### Consigne écrite
Recopiez sans aucune modification le passage consacré à Abdul Samad Rabiu, depuis « En 2008, BUA » jusqu'à « dollars en un an. » inclus.

### Extrait du texte
....

En 2007, Abdul Samad Rabiu investit dans le secteur du ciment. Pendant une décennie, il y multiplie les investissements, jusqu’à devenir le principal rival de Dangote au Nigeria. Grâce à l’expansion de ses capacités de production, notamment dans l’État de Sokoto, au nord-ouest, il est surnommé « le roi du Nord ». Avec plus d’un quart des capacités de production du Nigeria, il représente aujourd’hui le principal concurrent d’Aliko Dangote dans ce secteur.
En 2008, BUA Group fonde BUA Cement.
En évoquant son apparition dans la liste des milliardaires en dollars du magazine Forbes, Abdul Samad Rabiu affirme :
« C'est un bon sentiment d'être sur cette liste. Mais la chose la plus importante n'est pas de savoir combien d'argent vous faites, mais l'impact que vous avez. Toucher la vie des gens est plus important, car l'argent est un chiffre. Ce dont vous avez besoin au quotidien n'est pas si important. »
Il s’investit aussi dans le secteur des hydrocarbures, à l’instar de Dangote.
En 2016, il cède ses activités dans la farine et les pâtes à Olam, afin de se recentrer sur ses secteurs clés. Ce choix stratégique s’avère payant : le cours de BUA Cement à la Bourse de Lagos a presque doublé depuis septembre 2023, augmentant sa richesse de 2,7 milliards de dollars en un an.
Au dernier trimestre de 2020, BUA Group signe un accord avec le groupe français Axens (spécialiste des technologies industrielles et pétrochimiques) pour développer une raffinerie. En juin 2023, Rabiu obtient une facilité de crédit de 500 millions de dollars (soit 460 millions d’euros) auprès de la Société financière internationale (IFC) pour agrandir sa cimenterie de Sokoto. Ce projet vise à accroître sa capacité de production de 6 millions de tonnes par an, consolidant ainsi la position de BUA Cement sur le marché. Avec une mise en service prévue en 2024 et une capacité de 200 000 barils par jour, cette infrastructure pourrait permettre à Rabiu de combler l’écart avec Dangote, voire de l’égaler à terme.

....

### Lignes de données
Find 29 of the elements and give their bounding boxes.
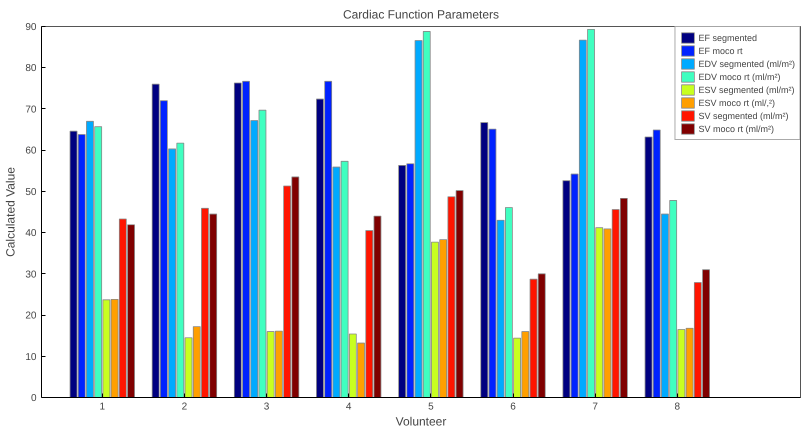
y-tick-label: 50 [25, 186, 37, 198]
legend-label: SV moco rt (ml/m²) [698, 122, 774, 135]
legend-label: EDV moco rt (ml/m²) [698, 70, 780, 83]
y-tick-label: 60 [25, 146, 37, 157]
x-tick-label: 7 [592, 402, 598, 412]
x-tick-label: 3 [264, 402, 270, 412]
x-tick-label: 5 [428, 402, 434, 412]
y-tick-label: 10 [25, 352, 37, 363]
chart-title: Cardiac Function Parameters [342, 8, 500, 22]
y-tick-label: 80 [25, 63, 37, 74]
legend-label: EDV segmented (ml/m²) [698, 58, 795, 70]
y-tick-label: 40 [25, 228, 37, 240]
legend-label: EF segmented [698, 32, 757, 44]
y-axis-title: Calculated Value [3, 166, 18, 257]
y-tick-label: 90 [25, 22, 37, 33]
x-tick-label: 8 [674, 402, 681, 412]
x-tick-label: 2 [182, 402, 188, 412]
legend-label: ESV moco rt (ml/,²) [698, 96, 775, 109]
x-axis-title: Volunteer [396, 414, 446, 428]
y-tick-label: 70 [25, 104, 37, 116]
y-tick-label: 20 [25, 310, 37, 322]
legend-label: ESV segmented (ml/m²) [698, 84, 794, 96]
y-tick-label: 30 [25, 269, 37, 280]
x-tick-label: 4 [346, 402, 352, 412]
y-tick-label: 0 [30, 393, 37, 404]
legend-label: EF moco rt [698, 44, 742, 57]
x-tick-label: 6 [510, 402, 516, 412]
x-tick-label: 1 [100, 402, 106, 412]
legend-label: SV segmented (ml/m²) [698, 110, 788, 122]
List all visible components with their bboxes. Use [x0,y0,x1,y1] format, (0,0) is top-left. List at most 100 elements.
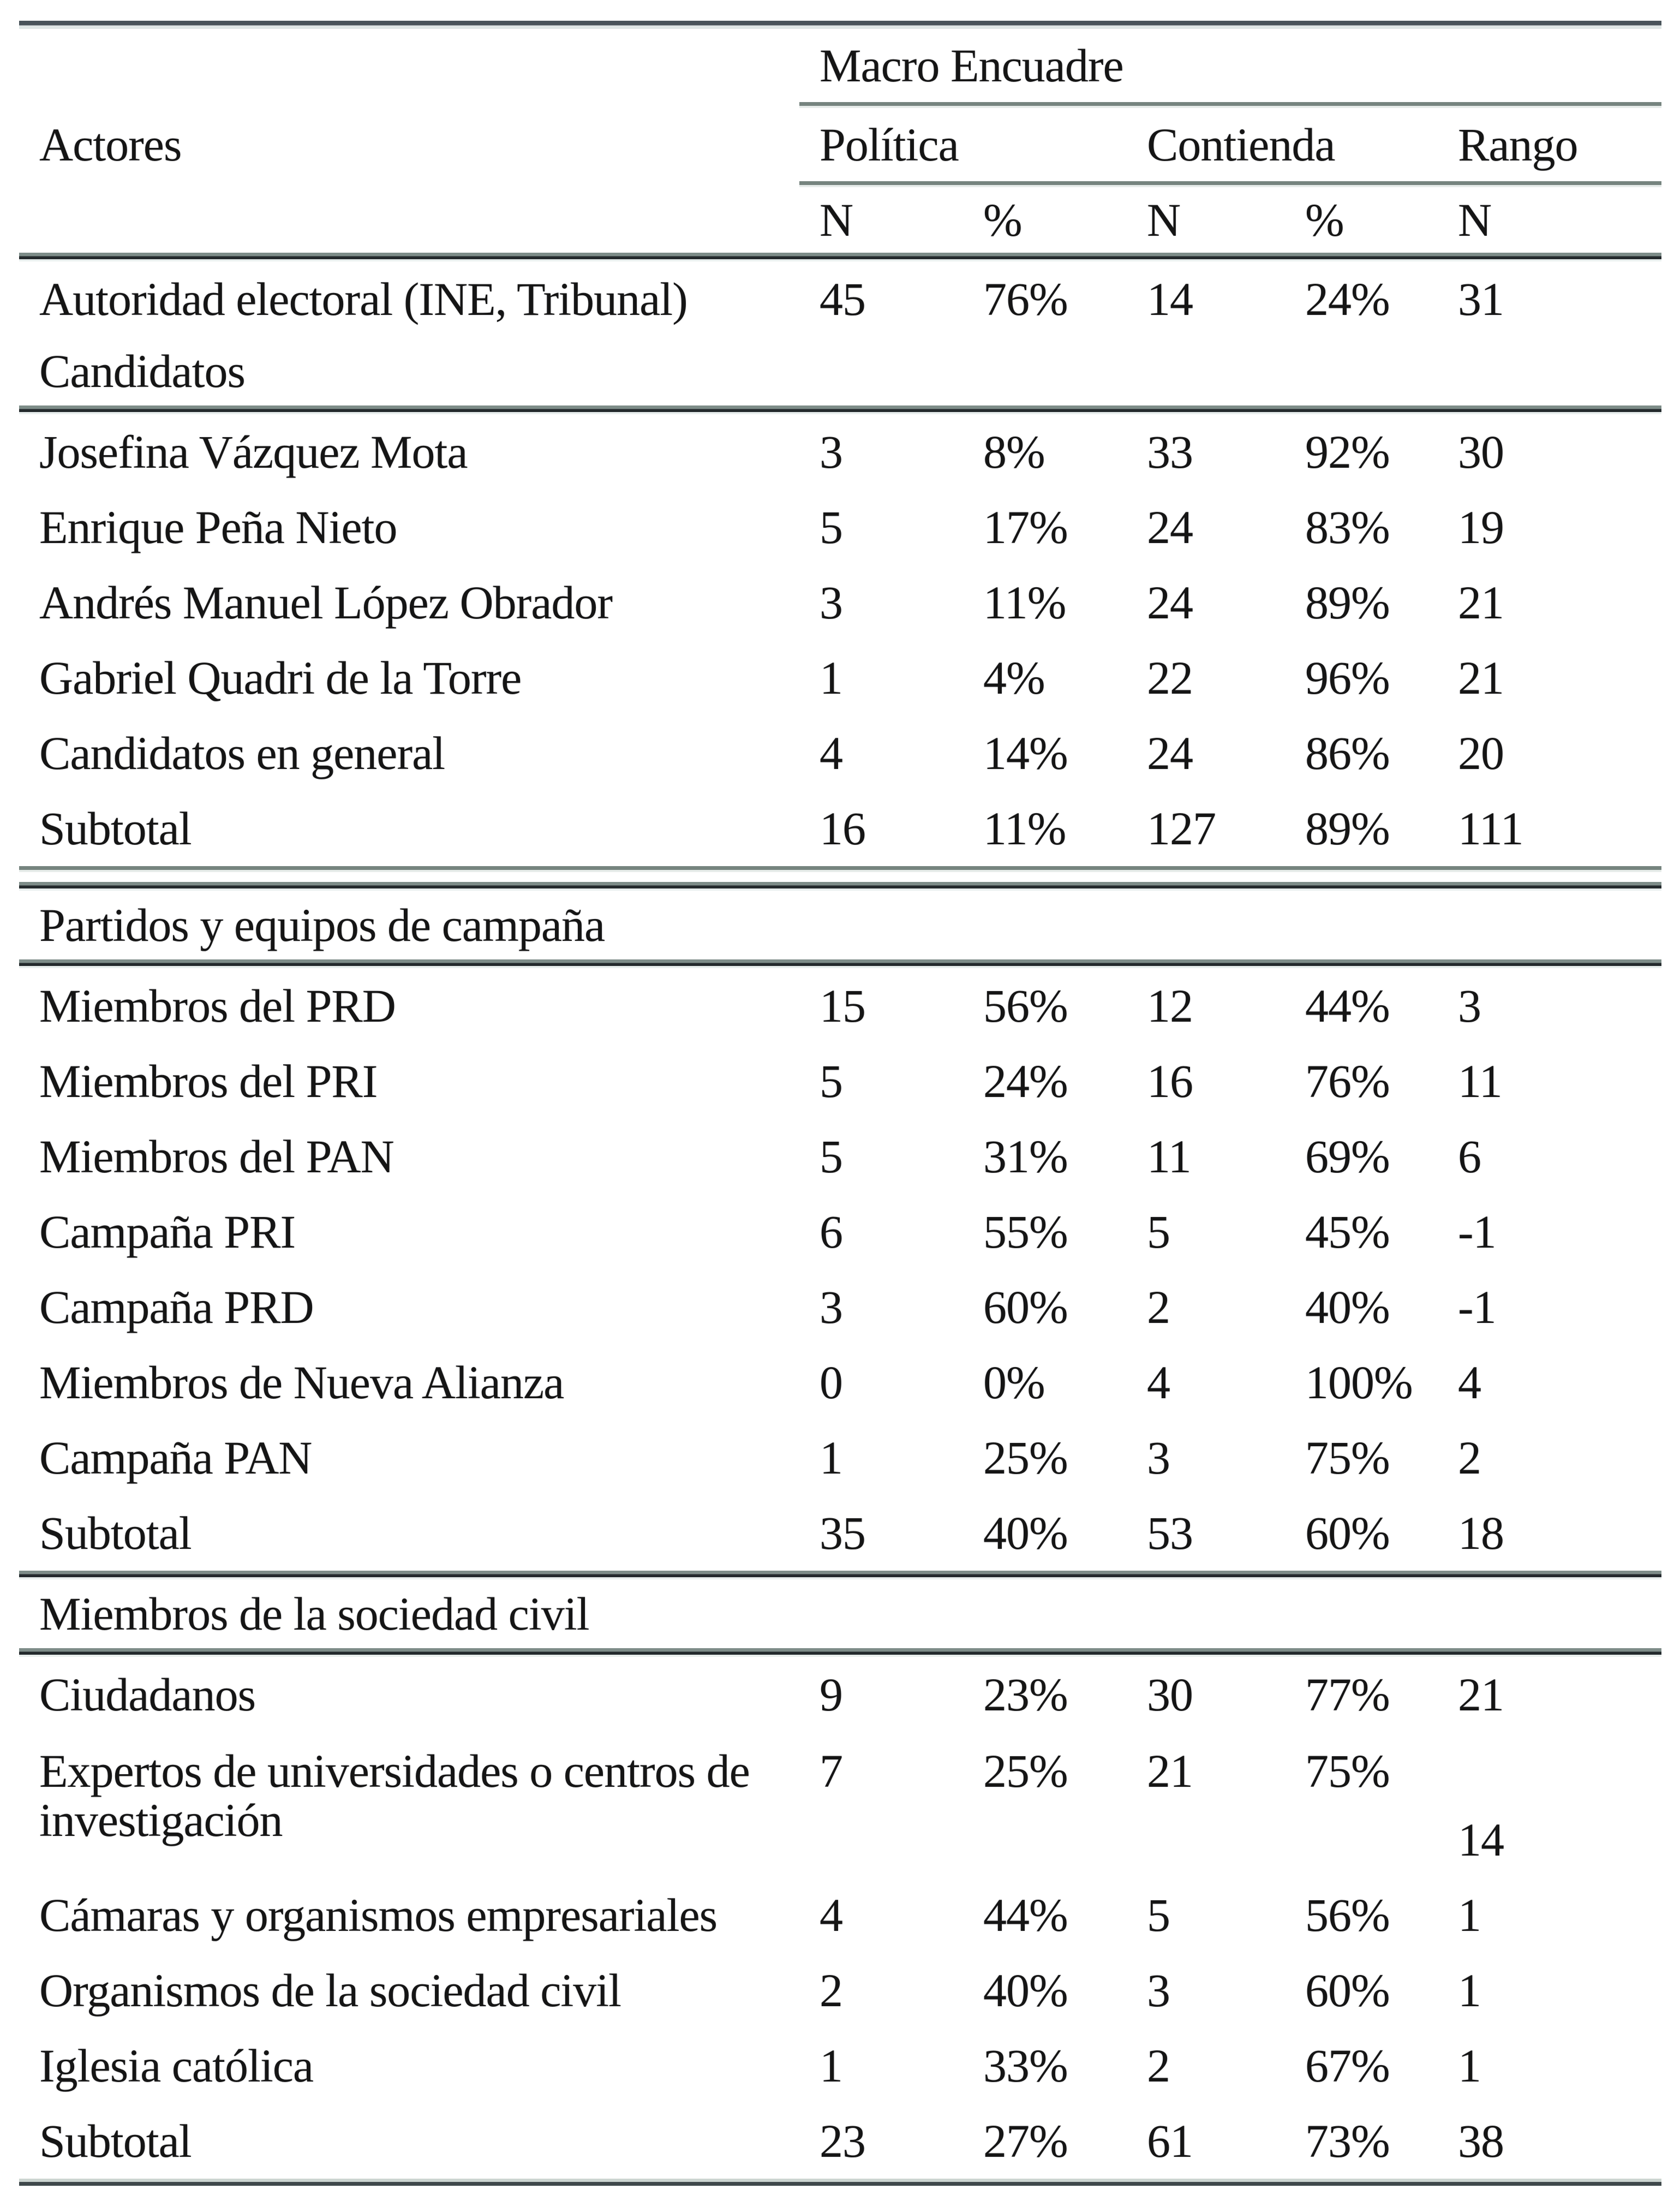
value-cell: 60% [983,1280,1068,1333]
value-cell: 8% [983,425,1045,478]
value-cell: 33 [1147,425,1193,478]
actor-name: Miembros del PRI [39,1054,378,1107]
value-cell: 35 [820,1506,866,1559]
table-row: Miembros del PAN 5 31% 11 69% 6 [19,1119,1661,1194]
value-cell: 16 [1147,1054,1193,1107]
table-row: Miembros del PRD 15 56% 12 44% 3 [19,968,1661,1043]
value-cell: 44% [1305,979,1390,1032]
value-cell: 5 [820,1130,843,1183]
value-cell: 11 [1147,1130,1192,1183]
value-cell: 15 [820,979,866,1032]
value-cell: 89% [1305,802,1390,855]
table-row-subtotal: Subtotal 16 11% 127 89% 111 [19,791,1661,866]
value-cell: 22 [1147,651,1193,704]
value-cell: 45% [1305,1205,1390,1258]
value-cell: 69% [1305,1130,1390,1183]
value-cell: 23 [820,2114,866,2167]
table-row: Campaña PAN 1 25% 3 75% 2 [19,1420,1661,1495]
header-bottom-rule [19,253,1661,261]
value-cell: 1 [820,2039,843,2092]
value-cell: 75% [1305,1745,1390,1797]
value-cell: 127 [1147,802,1216,855]
value-cell: 24% [983,1054,1068,1107]
value-cell: 76% [983,272,1068,325]
table-row: Autoridad electoral (INE, Tribunal) 45 76%… [19,261,1661,337]
subheader-contienda-pct: % [1305,193,1344,246]
section-label-text: Partidos y equipos de campaña [39,898,605,951]
value-cell: 86% [1305,726,1390,779]
value-cell: 60% [1305,1506,1390,1559]
value-cell: 76% [1305,1054,1390,1107]
actor-name: Candidatos en general [39,726,445,779]
table-row: Expertos de universidades o centros de i… [19,1732,1661,1877]
table-row: Campaña PRD 3 60% 2 40% -1 [19,1269,1661,1345]
subheader-politica-n: N [820,193,853,246]
value-cell: 14% [983,726,1068,779]
value-cell: 40% [983,1964,1068,2017]
value-cell: 61 [1147,2114,1193,2167]
actor-name: Miembros del PAN [39,1130,394,1183]
value-cell: 6 [1458,1130,1481,1183]
value-cell: 4 [1458,1356,1481,1409]
section-label-text: Candidatos [39,344,246,397]
table-body: Autoridad electoral (INE, Tribunal) 45 76%… [19,261,1661,2186]
value-cell: 100% [1305,1356,1413,1409]
table-row: Miembros de Nueva Alianza 0 0% 4 100% 4 [19,1345,1661,1420]
table-row: Ciudadanos 9 23% 30 77% 21 [19,1657,1661,1732]
actor-name: Campaña PRI [39,1205,296,1258]
column-group-rango: Rango [1458,118,1579,171]
table-header-columns-row: Actores Política Contienda Rango [19,108,1661,181]
value-cell: 4 [820,1888,843,1941]
value-cell: 111 [1458,802,1524,855]
value-cell: -1 [1458,1205,1497,1258]
value-cell: 1 [1458,2039,1481,2092]
value-cell: 53 [1147,1506,1193,1559]
actor-name: Campaña PAN [39,1431,312,1484]
value-cell: 25% [983,1745,1068,1797]
table-row: Iglesia católica 1 33% 2 67% 1 [19,2028,1661,2103]
value-cell: 89% [1305,576,1390,629]
subheader-politica-pct: % [983,193,1023,246]
column-group-politica: Política [820,118,959,171]
actor-name: Iglesia católica [39,2039,314,2092]
value-cell: 33% [983,2039,1068,2092]
value-cell: 4 [820,726,843,779]
group-header-label: Macro Encuadre [820,39,1124,92]
value-cell: 24 [1147,500,1193,553]
subheader-rango-n: N [1458,193,1492,246]
value-cell: 56% [1305,1888,1390,1941]
value-cell: 0% [983,1356,1045,1409]
horizontal-rule [19,405,1661,414]
value-cell: 31% [983,1130,1068,1183]
value-cell: 3 [820,425,843,478]
table-row: Campaña PRI 6 55% 5 45% -1 [19,1194,1661,1269]
value-cell: 2 [1458,1431,1481,1484]
actor-name: Campaña PRD [39,1280,314,1333]
value-cell: 3 [1458,979,1481,1032]
table-row: Candidatos en general 4 14% 24 86% 20 [19,715,1661,791]
value-cell: 14 [1458,1813,1504,1866]
value-cell: 1 [820,1431,843,1484]
value-cell: 4 [1147,1356,1170,1409]
value-cell: 67% [1305,2039,1390,2092]
value-cell: 77% [1305,1668,1390,1721]
value-cell: 25% [983,1431,1068,1484]
value-cell: 2 [820,1964,843,2017]
value-cell: 18 [1458,1506,1504,1559]
section-label-row: Miembros de la sociedad civil [19,1579,1661,1648]
value-cell: 19 [1458,500,1504,553]
actor-name: Expertos de universidades o centros de i… [39,1745,750,1847]
value-cell: 40% [983,1506,1068,1559]
value-cell: 60% [1305,1964,1390,2017]
value-cell: 5 [1147,1888,1170,1941]
value-cell: 5 [820,1054,843,1107]
value-cell: 24 [1147,576,1193,629]
table-row: Organismos de la sociedad civil 2 40% 3 60% 1 [19,1953,1661,2028]
table-top-rule [19,21,1661,29]
value-cell: 24 [1147,726,1193,779]
horizontal-rule [19,882,1661,891]
value-cell: 1 [1458,1964,1481,2017]
value-cell: 31 [1458,272,1504,325]
table-row: Gabriel Quadri de la Torre 1 4% 22 96% 21 [19,640,1661,715]
table-row: Miembros del PRI 5 24% 16 76% 11 [19,1043,1661,1119]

....

### Réponse
En 2008, BUA Group fonde BUA Cement.
En évoquant son apparition dans la liste des milliardaires en dollars du magazine Forbes, Abdul Samad Rabiu affirme :
« C'est un bon sentiment d'être sur cette liste. Mais la chose la plus importante n'est pas de savoir combien d'argent vous faites, mais l'impact que vous avez. Toucher la vie des gens est plus important, car l'argent est un chiffre. Ce dont vous avez besoin au quotidien n'est pas si important. »
Il s’investit aussi dans le secteur des hydrocarbures, à l’instar de Dangote.
En 2016, il cède ses activités dans la farine et les pâtes à Olam, afin de se recentrer sur ses secteurs clés. Ce choix stratégique s’avère payant : le cours de BUA Cement à la Bourse de Lagos a presque doublé depuis septembre 2023, augmentant sa richesse de 2,7 milliards de dollars en un an.